*Data items*.
[Start]

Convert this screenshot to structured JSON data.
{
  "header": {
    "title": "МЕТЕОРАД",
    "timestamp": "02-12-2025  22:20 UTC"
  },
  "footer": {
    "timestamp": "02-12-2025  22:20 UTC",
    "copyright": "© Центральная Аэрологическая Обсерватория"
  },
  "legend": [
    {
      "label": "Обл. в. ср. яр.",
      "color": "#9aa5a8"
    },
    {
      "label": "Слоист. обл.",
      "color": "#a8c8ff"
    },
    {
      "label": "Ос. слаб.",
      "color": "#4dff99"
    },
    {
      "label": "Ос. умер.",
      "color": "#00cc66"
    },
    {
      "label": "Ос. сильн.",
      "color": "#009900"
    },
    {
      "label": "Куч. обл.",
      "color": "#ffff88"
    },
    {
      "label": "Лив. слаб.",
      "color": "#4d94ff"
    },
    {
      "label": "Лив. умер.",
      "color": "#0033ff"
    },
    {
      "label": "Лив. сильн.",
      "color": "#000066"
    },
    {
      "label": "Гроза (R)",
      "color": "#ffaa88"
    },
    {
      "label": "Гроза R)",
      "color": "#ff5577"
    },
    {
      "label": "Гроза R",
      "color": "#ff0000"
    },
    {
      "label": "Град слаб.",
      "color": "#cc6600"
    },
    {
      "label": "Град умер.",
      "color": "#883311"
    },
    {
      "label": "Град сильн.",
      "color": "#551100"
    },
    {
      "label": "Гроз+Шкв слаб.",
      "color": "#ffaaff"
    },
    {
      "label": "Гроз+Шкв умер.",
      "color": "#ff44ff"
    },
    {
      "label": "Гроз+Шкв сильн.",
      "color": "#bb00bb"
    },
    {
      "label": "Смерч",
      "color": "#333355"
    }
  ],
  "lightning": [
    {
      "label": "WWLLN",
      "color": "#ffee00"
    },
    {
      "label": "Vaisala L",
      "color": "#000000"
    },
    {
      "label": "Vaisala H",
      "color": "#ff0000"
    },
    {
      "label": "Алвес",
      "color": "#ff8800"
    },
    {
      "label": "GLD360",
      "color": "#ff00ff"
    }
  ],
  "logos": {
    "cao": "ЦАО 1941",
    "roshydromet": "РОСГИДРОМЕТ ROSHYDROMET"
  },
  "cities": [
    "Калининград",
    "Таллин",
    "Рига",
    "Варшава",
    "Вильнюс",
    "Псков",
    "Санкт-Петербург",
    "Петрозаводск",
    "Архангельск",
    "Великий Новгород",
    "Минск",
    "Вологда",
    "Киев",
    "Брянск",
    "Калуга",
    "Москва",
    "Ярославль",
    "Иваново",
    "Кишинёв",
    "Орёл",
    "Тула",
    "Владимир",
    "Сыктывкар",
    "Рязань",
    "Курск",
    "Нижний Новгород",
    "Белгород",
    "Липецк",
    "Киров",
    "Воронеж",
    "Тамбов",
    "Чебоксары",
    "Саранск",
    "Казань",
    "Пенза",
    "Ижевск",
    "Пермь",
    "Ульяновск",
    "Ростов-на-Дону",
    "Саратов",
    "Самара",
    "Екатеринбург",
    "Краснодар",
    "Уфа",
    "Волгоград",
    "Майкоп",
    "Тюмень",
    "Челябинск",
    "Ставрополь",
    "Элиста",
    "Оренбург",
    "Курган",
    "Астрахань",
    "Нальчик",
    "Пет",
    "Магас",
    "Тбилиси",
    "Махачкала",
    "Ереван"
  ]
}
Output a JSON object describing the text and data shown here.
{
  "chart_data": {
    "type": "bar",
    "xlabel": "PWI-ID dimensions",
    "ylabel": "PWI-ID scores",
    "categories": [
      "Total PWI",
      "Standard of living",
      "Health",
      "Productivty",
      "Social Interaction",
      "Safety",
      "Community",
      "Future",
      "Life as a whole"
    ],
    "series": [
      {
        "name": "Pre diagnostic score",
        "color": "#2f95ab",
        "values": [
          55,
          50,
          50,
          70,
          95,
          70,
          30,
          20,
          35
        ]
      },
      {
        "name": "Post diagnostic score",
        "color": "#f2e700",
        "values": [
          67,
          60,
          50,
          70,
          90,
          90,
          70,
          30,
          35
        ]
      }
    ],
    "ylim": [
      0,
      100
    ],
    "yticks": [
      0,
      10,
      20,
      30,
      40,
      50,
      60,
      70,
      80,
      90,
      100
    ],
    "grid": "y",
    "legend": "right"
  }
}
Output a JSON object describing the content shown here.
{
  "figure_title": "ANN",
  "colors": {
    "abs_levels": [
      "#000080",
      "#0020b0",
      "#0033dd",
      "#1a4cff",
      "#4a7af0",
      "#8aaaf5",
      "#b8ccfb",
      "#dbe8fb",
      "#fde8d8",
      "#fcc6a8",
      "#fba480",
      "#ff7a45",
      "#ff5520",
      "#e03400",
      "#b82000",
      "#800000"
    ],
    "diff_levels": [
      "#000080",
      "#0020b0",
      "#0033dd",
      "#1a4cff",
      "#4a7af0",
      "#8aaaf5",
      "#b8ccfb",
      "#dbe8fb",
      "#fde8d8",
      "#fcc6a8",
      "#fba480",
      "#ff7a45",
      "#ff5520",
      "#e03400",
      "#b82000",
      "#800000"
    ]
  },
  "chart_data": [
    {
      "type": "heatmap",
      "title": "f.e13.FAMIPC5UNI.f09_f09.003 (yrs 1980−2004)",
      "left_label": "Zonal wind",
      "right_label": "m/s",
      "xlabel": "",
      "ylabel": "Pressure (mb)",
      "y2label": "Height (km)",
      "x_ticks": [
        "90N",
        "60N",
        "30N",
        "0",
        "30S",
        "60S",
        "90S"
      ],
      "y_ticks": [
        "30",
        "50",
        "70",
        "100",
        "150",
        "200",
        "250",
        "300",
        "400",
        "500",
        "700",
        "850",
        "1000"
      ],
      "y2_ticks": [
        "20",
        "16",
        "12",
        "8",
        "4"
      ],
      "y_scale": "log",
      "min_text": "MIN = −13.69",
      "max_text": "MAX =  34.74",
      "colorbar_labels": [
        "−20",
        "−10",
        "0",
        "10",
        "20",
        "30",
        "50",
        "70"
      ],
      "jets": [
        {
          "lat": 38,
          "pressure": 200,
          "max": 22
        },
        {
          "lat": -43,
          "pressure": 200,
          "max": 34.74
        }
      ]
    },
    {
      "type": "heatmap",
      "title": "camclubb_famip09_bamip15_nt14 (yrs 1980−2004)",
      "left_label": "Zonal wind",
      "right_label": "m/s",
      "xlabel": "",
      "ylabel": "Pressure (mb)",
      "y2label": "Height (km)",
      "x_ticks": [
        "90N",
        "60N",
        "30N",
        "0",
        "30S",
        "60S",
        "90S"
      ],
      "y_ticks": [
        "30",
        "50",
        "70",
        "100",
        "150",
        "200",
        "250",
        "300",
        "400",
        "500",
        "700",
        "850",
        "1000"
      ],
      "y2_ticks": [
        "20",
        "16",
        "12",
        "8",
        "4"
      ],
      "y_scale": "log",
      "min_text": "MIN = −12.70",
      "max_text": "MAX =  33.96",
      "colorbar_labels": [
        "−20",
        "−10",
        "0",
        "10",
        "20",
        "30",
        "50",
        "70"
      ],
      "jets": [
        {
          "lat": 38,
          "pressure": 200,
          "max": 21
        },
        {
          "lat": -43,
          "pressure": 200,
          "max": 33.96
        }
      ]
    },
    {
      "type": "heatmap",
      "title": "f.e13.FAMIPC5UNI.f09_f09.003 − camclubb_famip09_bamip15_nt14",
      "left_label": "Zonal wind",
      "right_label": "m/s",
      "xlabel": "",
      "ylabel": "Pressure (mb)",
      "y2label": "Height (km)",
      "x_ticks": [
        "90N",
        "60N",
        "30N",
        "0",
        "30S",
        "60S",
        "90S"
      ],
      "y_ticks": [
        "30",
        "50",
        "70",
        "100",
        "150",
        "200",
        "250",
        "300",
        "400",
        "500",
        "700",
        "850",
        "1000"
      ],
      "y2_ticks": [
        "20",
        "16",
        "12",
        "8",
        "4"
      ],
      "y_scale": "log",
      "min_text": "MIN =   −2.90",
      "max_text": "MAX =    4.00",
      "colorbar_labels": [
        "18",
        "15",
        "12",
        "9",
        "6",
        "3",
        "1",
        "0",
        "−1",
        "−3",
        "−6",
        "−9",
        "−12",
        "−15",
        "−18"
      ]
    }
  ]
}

[End]

*Set problem*. Go through the material and copy out every line with "diagnostic" in it.

*Task answer*.
        "name": "Pre diagnostic score",
        "name": "Post diagnostic score",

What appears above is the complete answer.